- [Data section]

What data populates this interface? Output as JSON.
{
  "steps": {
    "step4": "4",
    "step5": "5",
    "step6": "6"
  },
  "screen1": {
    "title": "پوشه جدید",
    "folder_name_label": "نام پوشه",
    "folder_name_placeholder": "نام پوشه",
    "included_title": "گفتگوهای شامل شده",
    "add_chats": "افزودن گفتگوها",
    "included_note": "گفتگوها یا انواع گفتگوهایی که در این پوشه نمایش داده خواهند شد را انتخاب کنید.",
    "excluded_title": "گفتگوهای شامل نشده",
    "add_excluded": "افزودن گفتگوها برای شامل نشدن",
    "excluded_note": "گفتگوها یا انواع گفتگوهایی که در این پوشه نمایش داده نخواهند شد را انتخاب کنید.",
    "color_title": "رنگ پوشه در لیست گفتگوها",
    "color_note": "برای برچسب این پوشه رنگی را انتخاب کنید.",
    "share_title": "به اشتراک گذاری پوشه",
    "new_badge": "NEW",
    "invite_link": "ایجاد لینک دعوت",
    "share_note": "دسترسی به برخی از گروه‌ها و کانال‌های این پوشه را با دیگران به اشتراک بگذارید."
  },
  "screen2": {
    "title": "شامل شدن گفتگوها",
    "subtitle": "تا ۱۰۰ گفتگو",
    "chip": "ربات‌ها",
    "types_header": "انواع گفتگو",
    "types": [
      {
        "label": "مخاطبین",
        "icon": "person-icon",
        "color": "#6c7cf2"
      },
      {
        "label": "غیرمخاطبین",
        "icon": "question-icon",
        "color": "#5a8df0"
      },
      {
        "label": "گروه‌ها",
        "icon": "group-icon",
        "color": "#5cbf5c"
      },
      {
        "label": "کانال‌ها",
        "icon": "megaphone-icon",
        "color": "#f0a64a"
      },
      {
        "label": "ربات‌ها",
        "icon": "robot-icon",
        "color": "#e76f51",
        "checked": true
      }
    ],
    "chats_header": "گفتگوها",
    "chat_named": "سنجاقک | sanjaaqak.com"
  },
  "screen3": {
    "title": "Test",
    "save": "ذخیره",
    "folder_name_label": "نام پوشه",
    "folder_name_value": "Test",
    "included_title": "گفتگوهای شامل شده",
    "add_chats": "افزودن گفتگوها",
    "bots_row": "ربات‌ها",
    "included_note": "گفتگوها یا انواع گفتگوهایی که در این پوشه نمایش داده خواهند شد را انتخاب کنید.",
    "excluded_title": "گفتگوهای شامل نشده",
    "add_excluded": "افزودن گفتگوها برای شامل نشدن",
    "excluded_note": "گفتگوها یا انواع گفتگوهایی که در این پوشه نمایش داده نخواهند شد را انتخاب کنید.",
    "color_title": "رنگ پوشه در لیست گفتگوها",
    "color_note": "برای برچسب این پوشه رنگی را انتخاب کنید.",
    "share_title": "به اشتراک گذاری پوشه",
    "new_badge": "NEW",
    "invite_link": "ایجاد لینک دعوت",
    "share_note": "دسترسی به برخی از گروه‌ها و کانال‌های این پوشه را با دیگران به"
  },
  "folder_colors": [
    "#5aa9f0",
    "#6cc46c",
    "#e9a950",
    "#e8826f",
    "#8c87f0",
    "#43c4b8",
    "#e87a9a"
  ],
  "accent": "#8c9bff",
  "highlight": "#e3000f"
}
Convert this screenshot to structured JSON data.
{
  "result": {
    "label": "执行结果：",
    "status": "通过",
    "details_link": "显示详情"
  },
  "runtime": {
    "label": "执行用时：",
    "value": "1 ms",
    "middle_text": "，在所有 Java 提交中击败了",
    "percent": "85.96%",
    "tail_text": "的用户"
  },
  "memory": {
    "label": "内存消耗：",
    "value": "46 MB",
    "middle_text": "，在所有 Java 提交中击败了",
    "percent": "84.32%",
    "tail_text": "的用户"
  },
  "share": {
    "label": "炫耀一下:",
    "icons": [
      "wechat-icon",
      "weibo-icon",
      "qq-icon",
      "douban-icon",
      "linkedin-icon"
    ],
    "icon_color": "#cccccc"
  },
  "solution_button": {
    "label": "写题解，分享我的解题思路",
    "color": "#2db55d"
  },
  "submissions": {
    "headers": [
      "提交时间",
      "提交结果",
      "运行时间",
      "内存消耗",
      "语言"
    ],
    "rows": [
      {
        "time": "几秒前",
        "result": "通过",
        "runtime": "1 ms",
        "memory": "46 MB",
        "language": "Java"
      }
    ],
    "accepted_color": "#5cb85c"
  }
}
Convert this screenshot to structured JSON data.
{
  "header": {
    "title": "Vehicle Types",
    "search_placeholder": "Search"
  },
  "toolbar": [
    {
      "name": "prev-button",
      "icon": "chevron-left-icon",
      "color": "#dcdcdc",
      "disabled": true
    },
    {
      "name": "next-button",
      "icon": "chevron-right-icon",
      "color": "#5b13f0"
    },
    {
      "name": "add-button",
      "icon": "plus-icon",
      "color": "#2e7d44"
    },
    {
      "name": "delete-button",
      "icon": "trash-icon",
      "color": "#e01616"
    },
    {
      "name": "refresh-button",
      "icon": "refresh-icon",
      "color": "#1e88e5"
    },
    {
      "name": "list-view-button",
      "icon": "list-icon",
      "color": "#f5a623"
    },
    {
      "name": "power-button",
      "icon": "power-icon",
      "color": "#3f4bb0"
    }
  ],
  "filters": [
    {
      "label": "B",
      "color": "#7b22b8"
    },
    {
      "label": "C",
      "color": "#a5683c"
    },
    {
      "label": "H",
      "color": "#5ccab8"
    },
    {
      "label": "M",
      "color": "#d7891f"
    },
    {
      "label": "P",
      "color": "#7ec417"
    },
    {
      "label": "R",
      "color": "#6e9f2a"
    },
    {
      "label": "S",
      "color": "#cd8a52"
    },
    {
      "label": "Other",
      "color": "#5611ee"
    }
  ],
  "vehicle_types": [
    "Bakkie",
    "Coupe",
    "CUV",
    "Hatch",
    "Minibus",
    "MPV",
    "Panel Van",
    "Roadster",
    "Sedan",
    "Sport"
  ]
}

- [What is needed]
Quote the listing in full, please, keeping every line exact.

- [Output for this exercise]
What data populates this interface? Output as JSON.
{
  "steps": {
    "step4": "4",
    "step5": "5",
    "step6": "6"
  },
  "screen1": {
    "title": "پوشه جدید",
    "folder_name_label": "نام پوشه",
    "folder_name_placeholder": "نام پوشه",
    "included_title": "گفتگوهای شامل شده",
    "add_chats": "افزودن گفتگوها",
    "included_note": "گفتگوها یا انواع گفتگوهایی که در این پوشه نمایش داده خواهند شد را انتخاب کنید.",
    "excluded_title": "گفتگوهای شامل نشده",
    "add_excluded": "افزودن گفتگوها برای شامل نشدن",
    "excluded_note": "گفتگوها یا انواع گفتگوهایی که در این پوشه نمایش داده نخواهند شد را انتخاب کنید.",
    "color_title": "رنگ پوشه در لیست گفتگوها",
    "color_note": "برای برچسب این پوشه رنگی را انتخاب کنید.",
    "share_title": "به اشتراک گذاری پوشه",
    "new_badge": "NEW",
    "invite_link": "ایجاد لینک دعوت",
    "share_note": "دسترسی به برخی از گروه‌ها و کانال‌های این پوشه را با دیگران به اشتراک بگذارید."
  },
  "screen2": {
    "title": "شامل شدن گفتگوها",
    "subtitle": "تا ۱۰۰ گفتگو",
    "chip": "ربات‌ها",
    "types_header": "انواع گفتگو",
    "types": [
      {
        "label": "مخاطبین",
        "icon": "person-icon",
        "color": "#6c7cf2"
      },
      {
        "label": "غیرمخاطبین",
        "icon": "question-icon",
        "color": "#5a8df0"
      },
      {
        "label": "گروه‌ها",
        "icon": "group-icon",
        "color": "#5cbf5c"
      },
      {
        "label": "کانال‌ها",
        "icon": "megaphone-icon",
        "color": "#f0a64a"
      },
      {
        "label": "ربات‌ها",
        "icon": "robot-icon",
        "color": "#e76f51",
        "checked": true
      }
    ],
    "chats_header": "گفتگوها",
    "chat_named": "سنجاقک | sanjaaqak.com"
  },
  "screen3": {
    "title": "Test",
    "save": "ذخیره",
    "folder_name_label": "نام پوشه",
    "folder_name_value": "Test",
    "included_title": "گفتگوهای شامل شده",
    "add_chats": "افزودن گفتگوها",
    "bots_row": "ربات‌ها",
    "included_note": "گفتگوها یا انواع گفتگوهایی که در این پوشه نمایش داده خواهند شد را انتخاب کنید.",
    "excluded_title": "گفتگوهای شامل نشده",
    "add_excluded": "افزودن گفتگوها برای شامل نشدن",
    "excluded_note": "گفتگوها یا انواع گفتگوهایی که در این پوشه نمایش داده نخواهند شد را انتخاب کنید.",
    "color_title": "رنگ پوشه در لیست گفتگوها",
    "color_note": "برای برچسب این پوشه رنگی را انتخاب کنید.",
    "share_title": "به اشتراک گذاری پوشه",
    "new_badge": "NEW",
    "invite_link": "ایجاد لینک دعوت",
    "share_note": "دسترسی به برخی از گروه‌ها و کانال‌های این پوشه را با دیگران به"
  },
  "folder_colors": [
    "#5aa9f0",
    "#6cc46c",
    "#e9a950",
    "#e8826f",
    "#8c87f0",
    "#43c4b8",
    "#e87a9a"
  ],
  "accent": "#8c9bff",
  "highlight": "#e3000f"
}
Convert this screenshot to structured JSON data.
{
  "result": {
    "label": "执行结果：",
    "status": "通过",
    "details_link": "显示详情"
  },
  "runtime": {
    "label": "执行用时：",
    "value": "1 ms",
    "middle_text": "，在所有 Java 提交中击败了",
    "percent": "85.96%",
    "tail_text": "的用户"
  },
  "memory": {
    "label": "内存消耗：",
    "value": "46 MB",
    "middle_text": "，在所有 Java 提交中击败了",
    "percent": "84.32%",
    "tail_text": "的用户"
  },
  "share": {
    "label": "炫耀一下:",
    "icons": [
      "wechat-icon",
      "weibo-icon",
      "qq-icon",
      "douban-icon",
      "linkedin-icon"
    ],
    "icon_color": "#cccccc"
  },
  "solution_button": {
    "label": "写题解，分享我的解题思路",
    "color": "#2db55d"
  },
  "submissions": {
    "headers": [
      "提交时间",
      "提交结果",
      "运行时间",
      "内存消耗",
      "语言"
    ],
    "rows": [
      {
        "time": "几秒前",
        "result": "通过",
        "runtime": "1 ms",
        "memory": "46 MB",
        "language": "Java"
      }
    ],
    "accepted_color": "#5cb85c"
  }
}
Convert this screenshot to structured JSON data.
{
  "header": {
    "title": "Vehicle Types",
    "search_placeholder": "Search"
  },
  "toolbar": [
    {
      "name": "prev-button",
      "icon": "chevron-left-icon",
      "color": "#dcdcdc",
      "disabled": true
    },
    {
      "name": "next-button",
      "icon": "chevron-right-icon",
      "color": "#5b13f0"
    },
    {
      "name": "add-button",
      "icon": "plus-icon",
      "color": "#2e7d44"
    },
    {
      "name": "delete-button",
      "icon": "trash-icon",
      "color": "#e01616"
    },
    {
      "name": "refresh-button",
      "icon": "refresh-icon",
      "color": "#1e88e5"
    },
    {
      "name": "list-view-button",
      "icon": "list-icon",
      "color": "#f5a623"
    },
    {
      "name": "power-button",
      "icon": "power-icon",
      "color": "#3f4bb0"
    }
  ],
  "filters": [
    {
      "label": "B",
      "color": "#7b22b8"
    },
    {
      "label": "C",
      "color": "#a5683c"
    },
    {
      "label": "H",
      "color": "#5ccab8"
    },
    {
      "label": "M",
      "color": "#d7891f"
    },
    {
      "label": "P",
      "color": "#7ec417"
    },
    {
      "label": "R",
      "color": "#6e9f2a"
    },
    {
      "label": "S",
      "color": "#cd8a52"
    },
    {
      "label": "Other",
      "color": "#5611ee"
    }
  ],
  "vehicle_types": [
    "Bakkie",
    "Coupe",
    "CUV",
    "Hatch",
    "Minibus",
    "MPV",
    "Panel Van",
    "Roadster",
    "Sedan",
    "Sport"
  ]
}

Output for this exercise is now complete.